▶ [JOB]: Reproduce verbatim the entries from the line containing "- value-cell: -11%: [678, 101, 706, 116]" through the line containing "- value-cell: 2,897: [293, 299, 388, 326]", with both of those lines included.

───── EXERCISE MATERIAL

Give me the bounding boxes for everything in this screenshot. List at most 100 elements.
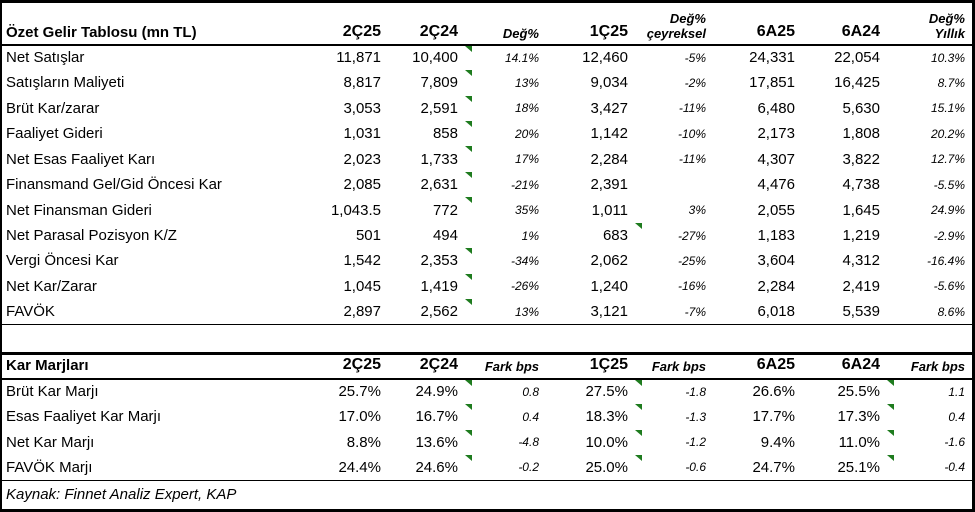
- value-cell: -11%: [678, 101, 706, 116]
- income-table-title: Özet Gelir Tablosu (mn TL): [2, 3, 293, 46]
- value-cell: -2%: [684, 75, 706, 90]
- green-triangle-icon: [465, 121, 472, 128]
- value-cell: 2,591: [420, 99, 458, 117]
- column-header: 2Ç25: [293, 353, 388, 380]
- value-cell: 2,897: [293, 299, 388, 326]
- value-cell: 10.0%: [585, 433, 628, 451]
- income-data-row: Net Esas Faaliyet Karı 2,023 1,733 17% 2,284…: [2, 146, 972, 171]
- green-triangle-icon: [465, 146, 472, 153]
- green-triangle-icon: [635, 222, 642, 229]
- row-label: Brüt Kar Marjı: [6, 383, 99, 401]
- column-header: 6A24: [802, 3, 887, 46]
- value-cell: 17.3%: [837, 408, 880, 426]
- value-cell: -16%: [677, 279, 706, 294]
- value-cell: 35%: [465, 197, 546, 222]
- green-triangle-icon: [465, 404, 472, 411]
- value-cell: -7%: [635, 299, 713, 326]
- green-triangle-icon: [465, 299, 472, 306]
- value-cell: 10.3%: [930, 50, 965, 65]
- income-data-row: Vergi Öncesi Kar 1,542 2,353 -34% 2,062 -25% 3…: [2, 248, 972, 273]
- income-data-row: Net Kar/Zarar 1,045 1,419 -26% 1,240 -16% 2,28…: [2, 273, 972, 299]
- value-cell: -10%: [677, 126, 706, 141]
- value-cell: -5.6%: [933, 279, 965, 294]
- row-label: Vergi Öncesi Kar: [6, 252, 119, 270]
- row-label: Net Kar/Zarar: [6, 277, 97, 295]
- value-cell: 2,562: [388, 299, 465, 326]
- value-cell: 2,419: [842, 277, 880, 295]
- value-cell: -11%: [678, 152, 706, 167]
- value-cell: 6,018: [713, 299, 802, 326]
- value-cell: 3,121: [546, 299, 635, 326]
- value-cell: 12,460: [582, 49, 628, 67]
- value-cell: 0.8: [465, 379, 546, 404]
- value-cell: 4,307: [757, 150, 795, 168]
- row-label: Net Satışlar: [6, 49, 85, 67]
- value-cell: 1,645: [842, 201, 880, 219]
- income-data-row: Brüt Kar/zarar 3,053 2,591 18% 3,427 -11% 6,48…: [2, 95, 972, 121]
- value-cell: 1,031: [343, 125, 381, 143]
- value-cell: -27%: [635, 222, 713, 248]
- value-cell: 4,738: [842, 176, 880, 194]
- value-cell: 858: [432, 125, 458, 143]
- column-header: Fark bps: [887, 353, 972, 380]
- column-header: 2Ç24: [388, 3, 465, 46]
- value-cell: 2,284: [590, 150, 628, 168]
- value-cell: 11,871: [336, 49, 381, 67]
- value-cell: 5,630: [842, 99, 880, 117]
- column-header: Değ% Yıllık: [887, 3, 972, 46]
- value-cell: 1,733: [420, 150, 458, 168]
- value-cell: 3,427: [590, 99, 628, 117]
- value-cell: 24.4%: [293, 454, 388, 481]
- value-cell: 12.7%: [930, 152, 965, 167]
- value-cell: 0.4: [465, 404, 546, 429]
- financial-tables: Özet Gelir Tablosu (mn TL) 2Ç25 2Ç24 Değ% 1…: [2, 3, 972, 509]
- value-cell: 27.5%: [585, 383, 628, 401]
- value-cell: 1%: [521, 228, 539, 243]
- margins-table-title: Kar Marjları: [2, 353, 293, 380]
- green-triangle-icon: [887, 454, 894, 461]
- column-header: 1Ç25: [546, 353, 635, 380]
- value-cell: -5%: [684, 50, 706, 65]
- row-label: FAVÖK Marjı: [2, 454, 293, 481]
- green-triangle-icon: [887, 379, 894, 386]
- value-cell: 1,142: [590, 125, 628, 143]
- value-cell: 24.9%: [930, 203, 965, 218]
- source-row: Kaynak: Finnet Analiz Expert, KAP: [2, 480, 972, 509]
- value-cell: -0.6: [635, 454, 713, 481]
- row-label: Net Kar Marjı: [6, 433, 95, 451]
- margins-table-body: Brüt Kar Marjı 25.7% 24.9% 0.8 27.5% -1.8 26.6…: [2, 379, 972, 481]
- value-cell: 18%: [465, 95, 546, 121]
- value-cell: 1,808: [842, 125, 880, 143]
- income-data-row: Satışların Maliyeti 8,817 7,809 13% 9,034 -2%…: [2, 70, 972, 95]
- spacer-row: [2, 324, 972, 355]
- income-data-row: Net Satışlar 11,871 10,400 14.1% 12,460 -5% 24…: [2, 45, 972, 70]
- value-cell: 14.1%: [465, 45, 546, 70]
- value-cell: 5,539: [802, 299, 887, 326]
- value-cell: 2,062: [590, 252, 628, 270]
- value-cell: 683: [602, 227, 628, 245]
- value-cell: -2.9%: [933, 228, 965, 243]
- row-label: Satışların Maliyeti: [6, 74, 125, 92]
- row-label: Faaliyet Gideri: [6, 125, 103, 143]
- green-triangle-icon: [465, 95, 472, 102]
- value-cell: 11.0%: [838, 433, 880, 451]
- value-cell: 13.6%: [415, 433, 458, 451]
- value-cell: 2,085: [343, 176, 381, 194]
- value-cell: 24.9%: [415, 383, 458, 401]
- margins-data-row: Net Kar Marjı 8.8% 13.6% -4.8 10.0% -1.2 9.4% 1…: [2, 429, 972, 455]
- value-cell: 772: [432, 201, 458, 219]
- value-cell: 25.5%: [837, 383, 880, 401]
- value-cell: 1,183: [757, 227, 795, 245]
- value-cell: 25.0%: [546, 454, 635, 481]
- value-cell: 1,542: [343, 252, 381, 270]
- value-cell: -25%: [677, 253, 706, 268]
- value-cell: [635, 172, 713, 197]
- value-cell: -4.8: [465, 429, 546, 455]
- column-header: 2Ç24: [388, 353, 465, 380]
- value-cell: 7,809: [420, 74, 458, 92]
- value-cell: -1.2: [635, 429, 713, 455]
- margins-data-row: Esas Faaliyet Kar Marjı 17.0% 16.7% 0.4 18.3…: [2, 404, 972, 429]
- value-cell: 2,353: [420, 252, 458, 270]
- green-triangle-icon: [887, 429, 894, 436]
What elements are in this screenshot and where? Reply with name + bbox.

──────────

▶ [THE SOLUTION]:
- value-cell: -11%: [678, 101, 706, 116]
- income-table-title: Özet Gelir Tablosu (mn TL): [2, 3, 293, 46]
- value-cell: -2%: [684, 75, 706, 90]
- green-triangle-icon: [465, 121, 472, 128]
- value-cell: 2,591: [420, 99, 458, 117]
- column-header: 2Ç25: [293, 353, 388, 380]
- value-cell: 2,897: [293, 299, 388, 326]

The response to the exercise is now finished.